→ Problem description
Transcribe the material verbatim in full; the pictures do not belong in the copy.

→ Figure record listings

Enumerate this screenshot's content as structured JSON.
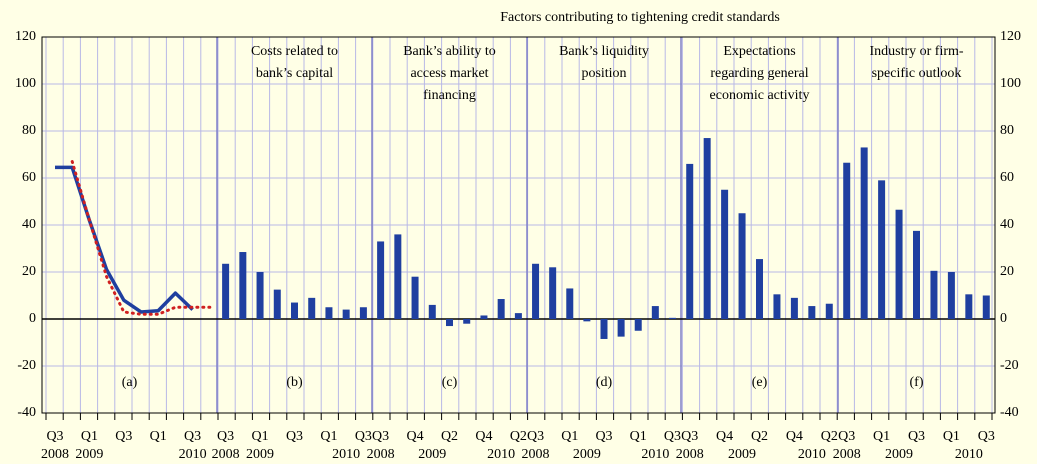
{
  "chart_data": [
    {
      "type": "line",
      "panel_label": "(a)",
      "categories": [
        "Q3",
        null,
        "Q1",
        null,
        "Q3",
        null,
        "Q1",
        null,
        "Q3",
        null
      ],
      "years": [
        "2008",
        null,
        "2009",
        null,
        null,
        null,
        null,
        null,
        "2010",
        null
      ],
      "series": [
        {
          "color": "#1f3f9f",
          "style": "solid",
          "values": [
            64.5,
            64.5,
            42,
            21,
            8,
            3,
            3.5,
            11,
            4,
            null
          ]
        },
        {
          "color": "#d02020",
          "style": "dotted",
          "values": [
            null,
            67,
            42,
            18,
            3,
            2,
            2,
            5,
            5,
            5
          ]
        }
      ],
      "ylim": [
        -40,
        120
      ],
      "yticks": [
        -40,
        -20,
        0,
        20,
        40,
        60,
        80,
        100,
        120
      ],
      "grid": true
    },
    {
      "type": "bar",
      "title": "Factors contributing to tightening credit standards",
      "color": "#1f3fa0",
      "ylim": [
        -40,
        120
      ],
      "yticks": [
        -40,
        -20,
        0,
        20,
        40,
        60,
        80,
        100,
        120
      ],
      "grid": true,
      "panels": [
        {
          "panel_label": "(b)",
          "title": [
            "Costs related to",
            "bank’s capital"
          ],
          "categories": [
            "Q3",
            null,
            "Q1",
            null,
            "Q3",
            null,
            "Q1",
            null,
            "Q3"
          ],
          "years": [
            "2008",
            null,
            "2009",
            null,
            null,
            null,
            null,
            "2010",
            null
          ],
          "values": [
            23.5,
            28.5,
            20,
            12.5,
            7,
            9,
            5,
            4,
            5
          ]
        },
        {
          "panel_label": "(c)",
          "title": [
            "Bank’s ability to",
            "access market",
            "financing"
          ],
          "categories": [
            "Q3",
            null,
            "Q4",
            null,
            "Q2",
            null,
            "Q4",
            null,
            "Q2"
          ],
          "years": [
            "2008",
            null,
            null,
            "2009",
            null,
            null,
            null,
            "2010",
            null
          ],
          "values": [
            33,
            36,
            18,
            6,
            -3,
            -2,
            1.5,
            8.5,
            2.5
          ]
        },
        {
          "panel_label": "(d)",
          "title": [
            "Bank’s liquidity",
            "position"
          ],
          "categories": [
            "Q3",
            null,
            "Q1",
            null,
            "Q3",
            null,
            "Q1",
            null,
            "Q3"
          ],
          "years": [
            "2008",
            null,
            null,
            "2009",
            null,
            null,
            null,
            "2010",
            null
          ],
          "values": [
            23.5,
            22,
            13,
            -1,
            -8.5,
            -7.5,
            -5,
            5.5,
            0.5
          ]
        },
        {
          "panel_label": "(e)",
          "title": [
            "Expectations",
            "regarding general",
            "economic activity"
          ],
          "categories": [
            "Q3",
            null,
            "Q4",
            null,
            "Q2",
            null,
            "Q4",
            null,
            "Q2"
          ],
          "years": [
            "2008",
            null,
            null,
            "2009",
            null,
            null,
            null,
            "2010",
            null
          ],
          "values": [
            66,
            77,
            55,
            45,
            25.5,
            10.5,
            9,
            5.5,
            6.5
          ]
        },
        {
          "panel_label": "(f)",
          "title": [
            "Industry or firm-",
            "specific outlook"
          ],
          "categories": [
            "Q3",
            null,
            "Q1",
            null,
            "Q3",
            null,
            "Q1",
            null,
            "Q3"
          ],
          "years": [
            "2008",
            null,
            null,
            "2009",
            null,
            null,
            null,
            "2010",
            null
          ],
          "values": [
            66.5,
            73,
            59,
            46.5,
            37.5,
            20.5,
            20,
            10.5,
            10
          ]
        }
      ]
    }
  ]
}
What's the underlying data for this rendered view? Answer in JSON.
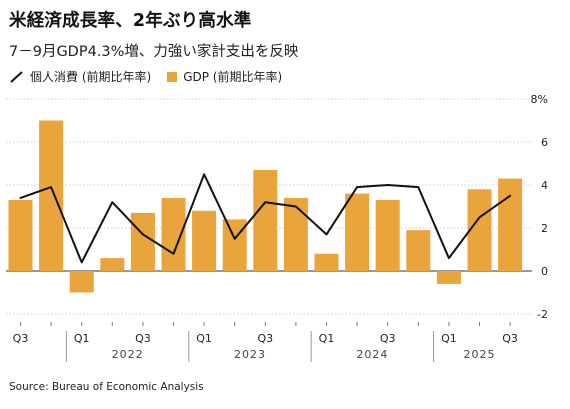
{
  "title": "米経済成長率、2年ぶり高水準",
  "subtitle": "7－9月GDP4.3%増、力強い家計支出を反映",
  "source": "Source: Bureau of Economic Analysis",
  "colors": {
    "bar": "#e9a43c",
    "line": "#111111"
  },
  "chart_data": {
    "type": "bar",
    "categories": [
      "2021 Q3",
      "2021 Q4",
      "2022 Q1",
      "2022 Q2",
      "2022 Q3",
      "2022 Q4",
      "2023 Q1",
      "2023 Q2",
      "2023 Q3",
      "2023 Q4",
      "2024 Q1",
      "2024 Q2",
      "2024 Q3",
      "2024 Q4",
      "2025 Q1",
      "2025 Q2",
      "2025 Q3"
    ],
    "series": [
      {
        "name": "GDP (前期比年率)",
        "type": "bar",
        "values": [
          3.3,
          7.0,
          -1.0,
          0.6,
          2.7,
          3.4,
          2.8,
          2.4,
          4.7,
          3.4,
          0.8,
          3.6,
          3.3,
          1.9,
          -0.6,
          3.8,
          4.3
        ]
      },
      {
        "name": "個人消費 (前期比年率)",
        "type": "line",
        "values": [
          3.4,
          3.9,
          0.4,
          3.2,
          1.7,
          0.8,
          4.5,
          1.5,
          3.2,
          3.0,
          1.7,
          3.9,
          4.0,
          3.9,
          0.6,
          2.5,
          3.5
        ]
      }
    ],
    "y_ticks": [
      "8%",
      "6",
      "4",
      "2",
      "0",
      "-2"
    ],
    "ylim": [
      -2,
      8
    ],
    "x_tick_labels": [
      {
        "index": 0,
        "label": "Q3"
      },
      {
        "index": 2,
        "label": "Q1"
      },
      {
        "index": 4,
        "label": "Q3"
      },
      {
        "index": 6,
        "label": "Q1"
      },
      {
        "index": 8,
        "label": "Q3"
      },
      {
        "index": 10,
        "label": "Q1"
      },
      {
        "index": 12,
        "label": "Q3"
      },
      {
        "index": 14,
        "label": "Q1"
      },
      {
        "index": 16,
        "label": "Q3"
      }
    ],
    "year_labels": [
      {
        "label": "2022",
        "start": 2,
        "end": 5
      },
      {
        "label": "2023",
        "start": 6,
        "end": 9
      },
      {
        "label": "2024",
        "start": 10,
        "end": 13
      },
      {
        "label": "2025",
        "start": 14,
        "end": 16
      }
    ],
    "legend_position": "top-left",
    "grid": true
  }
}
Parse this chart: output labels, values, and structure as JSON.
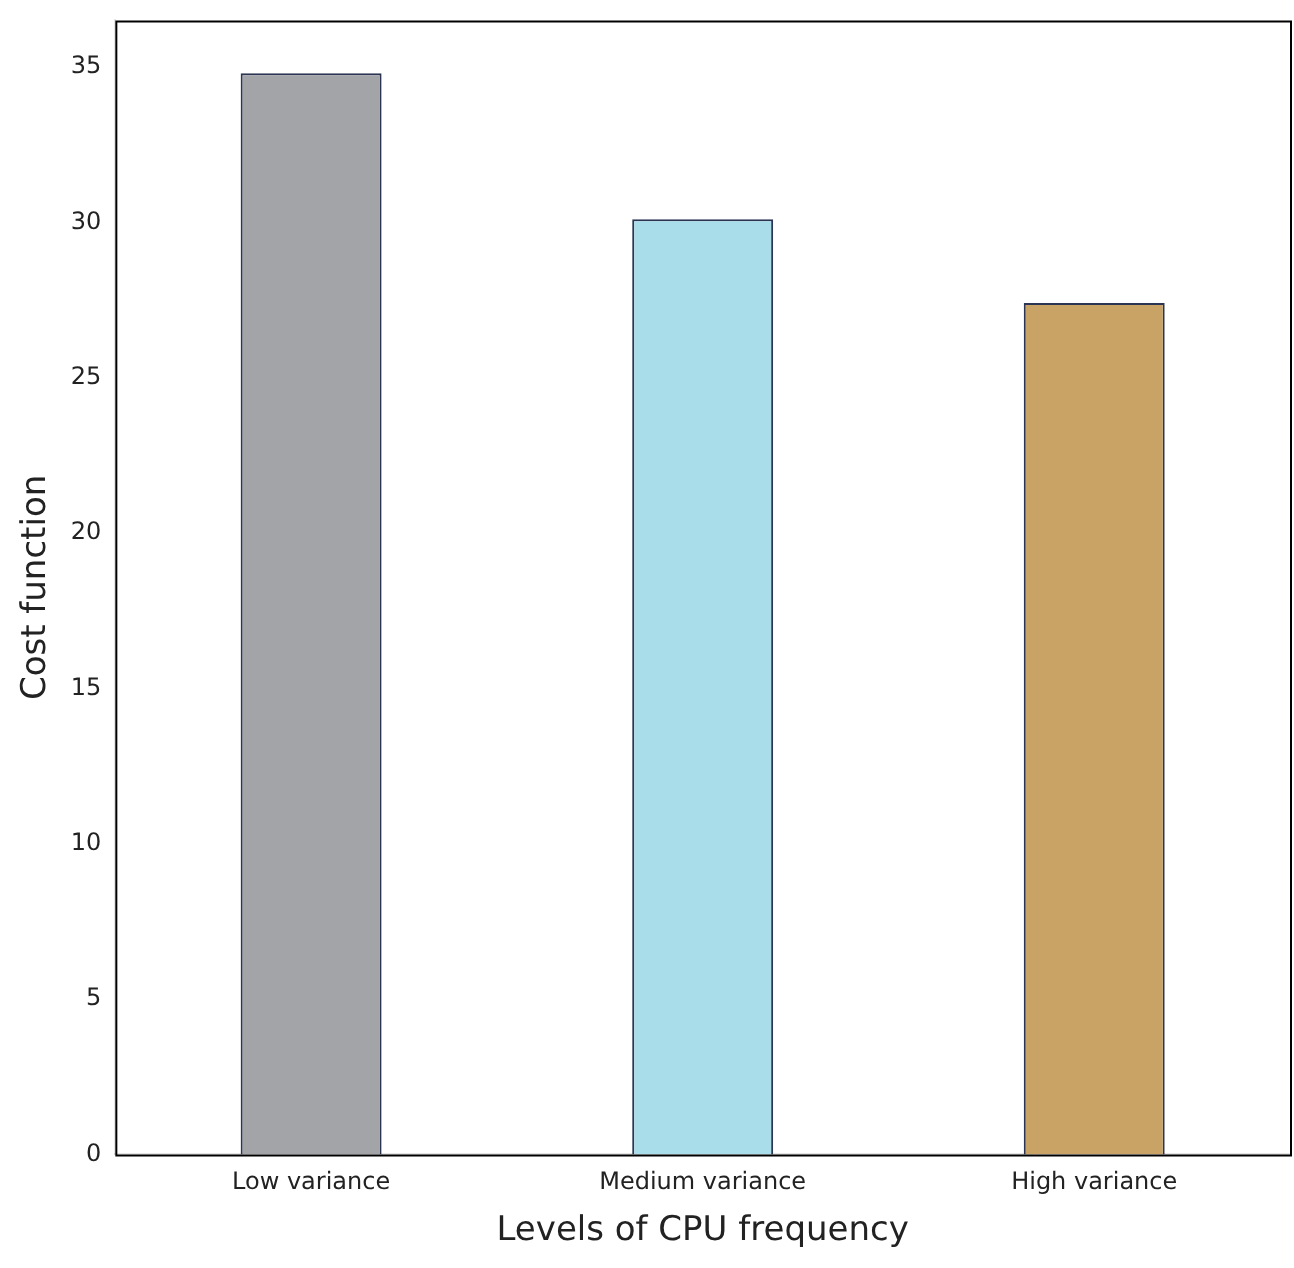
{
  "chart_data": {
    "type": "bar",
    "xlabel": "Levels of CPU frequency",
    "ylabel": "Cost function",
    "categories": [
      "Low variance",
      "Medium variance",
      "High variance"
    ],
    "values": [
      34.8,
      30.1,
      27.4
    ],
    "colors": [
      "#a3a4a8",
      "#a9dde9",
      "#c9a266"
    ],
    "ylim": [
      0,
      36.5
    ],
    "yticks": [
      0,
      5,
      10,
      15,
      20,
      25,
      30,
      35
    ],
    "grid": false,
    "legend": false
  }
}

→ Final answer
Enumerate this screenshot's content as structured JSON.
{
  "chart_data": [
    {
      "type": "line",
      "panel_label": "(a)",
      "categories": [
        "Q3",
        null,
        "Q1",
        null,
        "Q3",
        null,
        "Q1",
        null,
        "Q3",
        null
      ],
      "years": [
        "2008",
        null,
        "2009",
        null,
        null,
        null,
        null,
        null,
        "2010",
        null
      ],
      "series": [
        {
          "color": "#1f3f9f",
          "style": "solid",
          "values": [
            64.5,
            64.5,
            42,
            21,
            8,
            3,
            3.5,
            11,
            4,
            null
          ]
        },
        {
          "color": "#d02020",
          "style": "dotted",
          "values": [
            null,
            67,
            42,
            18,
            3,
            2,
            2,
            5,
            5,
            5
          ]
        }
      ],
      "ylim": [
        -40,
        120
      ],
      "yticks": [
        -40,
        -20,
        0,
        20,
        40,
        60,
        80,
        100,
        120
      ],
      "grid": true
    },
    {
      "type": "bar",
      "title": "Factors contributing to tightening credit standards",
      "color": "#1f3fa0",
      "ylim": [
        -40,
        120
      ],
      "yticks": [
        -40,
        -20,
        0,
        20,
        40,
        60,
        80,
        100,
        120
      ],
      "grid": true,
      "panels": [
        {
          "panel_label": "(b)",
          "title": [
            "Costs related to",
            "bank’s capital"
          ],
          "categories": [
            "Q3",
            null,
            "Q1",
            null,
            "Q3",
            null,
            "Q1",
            null,
            "Q3"
          ],
          "years": [
            "2008",
            null,
            "2009",
            null,
            null,
            null,
            null,
            "2010",
            null
          ],
          "values": [
            23.5,
            28.5,
            20,
            12.5,
            7,
            9,
            5,
            4,
            5
          ]
        },
        {
          "panel_label": "(c)",
          "title": [
            "Bank’s ability to",
            "access market",
            "financing"
          ],
          "categories": [
            "Q3",
            null,
            "Q4",
            null,
            "Q2",
            null,
            "Q4",
            null,
            "Q2"
          ],
          "years": [
            "2008",
            null,
            null,
            "2009",
            null,
            null,
            null,
            "2010",
            null
          ],
          "values": [
            33,
            36,
            18,
            6,
            -3,
            -2,
            1.5,
            8.5,
            2.5
          ]
        },
        {
          "panel_label": "(d)",
          "title": [
            "Bank’s liquidity",
            "position"
          ],
          "categories": [
            "Q3",
            null,
            "Q1",
            null,
            "Q3",
            null,
            "Q1",
            null,
            "Q3"
          ],
          "years": [
            "2008",
            null,
            null,
            "2009",
            null,
            null,
            null,
            "2010",
            null
          ],
          "values": [
            23.5,
            22,
            13,
            -1,
            -8.5,
            -7.5,
            -5,
            5.5,
            0.5
          ]
        },
        {
          "panel_label": "(e)",
          "title": [
            "Expectations",
            "regarding general",
            "economic activity"
          ],
          "categories": [
            "Q3",
            null,
            "Q4",
            null,
            "Q2",
            null,
            "Q4",
            null,
            "Q2"
          ],
          "years": [
            "2008",
            null,
            null,
            "2009",
            null,
            null,
            null,
            "2010",
            null
          ],
          "values": [
            66,
            77,
            55,
            45,
            25.5,
            10.5,
            9,
            5.5,
            6.5
          ]
        },
        {
          "panel_label": "(f)",
          "title": [
            "Industry or firm-",
            "specific outlook"
          ],
          "categories": [
            "Q3",
            null,
            "Q1",
            null,
            "Q3",
            null,
            "Q1",
            null,
            "Q3"
          ],
          "years": [
            "2008",
            null,
            null,
            "2009",
            null,
            null,
            null,
            "2010",
            null
          ],
          "values": [
            66.5,
            73,
            59,
            46.5,
            37.5,
            20.5,
            20,
            10.5,
            10
          ]
        }
      ]
    }
  ]
}
What's the underlying data for this rendered view? Answer in JSON.
{
  "title": "米経済成長率、2年ぶり高水準",
  "subtitle": "7－9月GDP4.3%増、力強い家計支出を反映",
  "source": "Source: Bureau of Economic Analysis",
  "colors": {
    "bar": "#e9a43c",
    "line": "#111111"
  },
  "chart_data": {
    "type": "bar",
    "categories": [
      "2021 Q3",
      "2021 Q4",
      "2022 Q1",
      "2022 Q2",
      "2022 Q3",
      "2022 Q4",
      "2023 Q1",
      "2023 Q2",
      "2023 Q3",
      "2023 Q4",
      "2024 Q1",
      "2024 Q2",
      "2024 Q3",
      "2024 Q4",
      "2025 Q1",
      "2025 Q2",
      "2025 Q3"
    ],
    "series": [
      {
        "name": "GDP (前期比年率)",
        "type": "bar",
        "values": [
          3.3,
          7.0,
          -1.0,
          0.6,
          2.7,
          3.4,
          2.8,
          2.4,
          4.7,
          3.4,
          0.8,
          3.6,
          3.3,
          1.9,
          -0.6,
          3.8,
          4.3
        ]
      },
      {
        "name": "個人消費 (前期比年率)",
        "type": "line",
        "values": [
          3.4,
          3.9,
          0.4,
          3.2,
          1.7,
          0.8,
          4.5,
          1.5,
          3.2,
          3.0,
          1.7,
          3.9,
          4.0,
          3.9,
          0.6,
          2.5,
          3.5
        ]
      }
    ],
    "y_ticks": [
      "8%",
      "6",
      "4",
      "2",
      "0",
      "-2"
    ],
    "ylim": [
      -2,
      8
    ],
    "x_tick_labels": [
      {
        "index": 0,
        "label": "Q3"
      },
      {
        "index": 2,
        "label": "Q1"
      },
      {
        "index": 4,
        "label": "Q3"
      },
      {
        "index": 6,
        "label": "Q1"
      },
      {
        "index": 8,
        "label": "Q3"
      },
      {
        "index": 10,
        "label": "Q1"
      },
      {
        "index": 12,
        "label": "Q3"
      },
      {
        "index": 14,
        "label": "Q1"
      },
      {
        "index": 16,
        "label": "Q3"
      }
    ],
    "year_labels": [
      {
        "label": "2022",
        "start": 2,
        "end": 5
      },
      {
        "label": "2023",
        "start": 6,
        "end": 9
      },
      {
        "label": "2024",
        "start": 10,
        "end": 13
      },
      {
        "label": "2025",
        "start": 14,
        "end": 16
      }
    ],
    "legend_position": "top-left",
    "grid": true
  }
}
Parse this chart: output labels, values, and structure as JSON.
{
  "chart_data": {
    "type": "bar",
    "xlabel": "Levels of CPU frequency",
    "ylabel": "Cost function",
    "categories": [
      "Low variance",
      "Medium variance",
      "High variance"
    ],
    "values": [
      34.8,
      30.1,
      27.4
    ],
    "colors": [
      "#a3a4a8",
      "#a9dde9",
      "#c9a266"
    ],
    "ylim": [
      0,
      36.5
    ],
    "yticks": [
      0,
      5,
      10,
      15,
      20,
      25,
      30,
      35
    ],
    "grid": false,
    "legend": false
  }
}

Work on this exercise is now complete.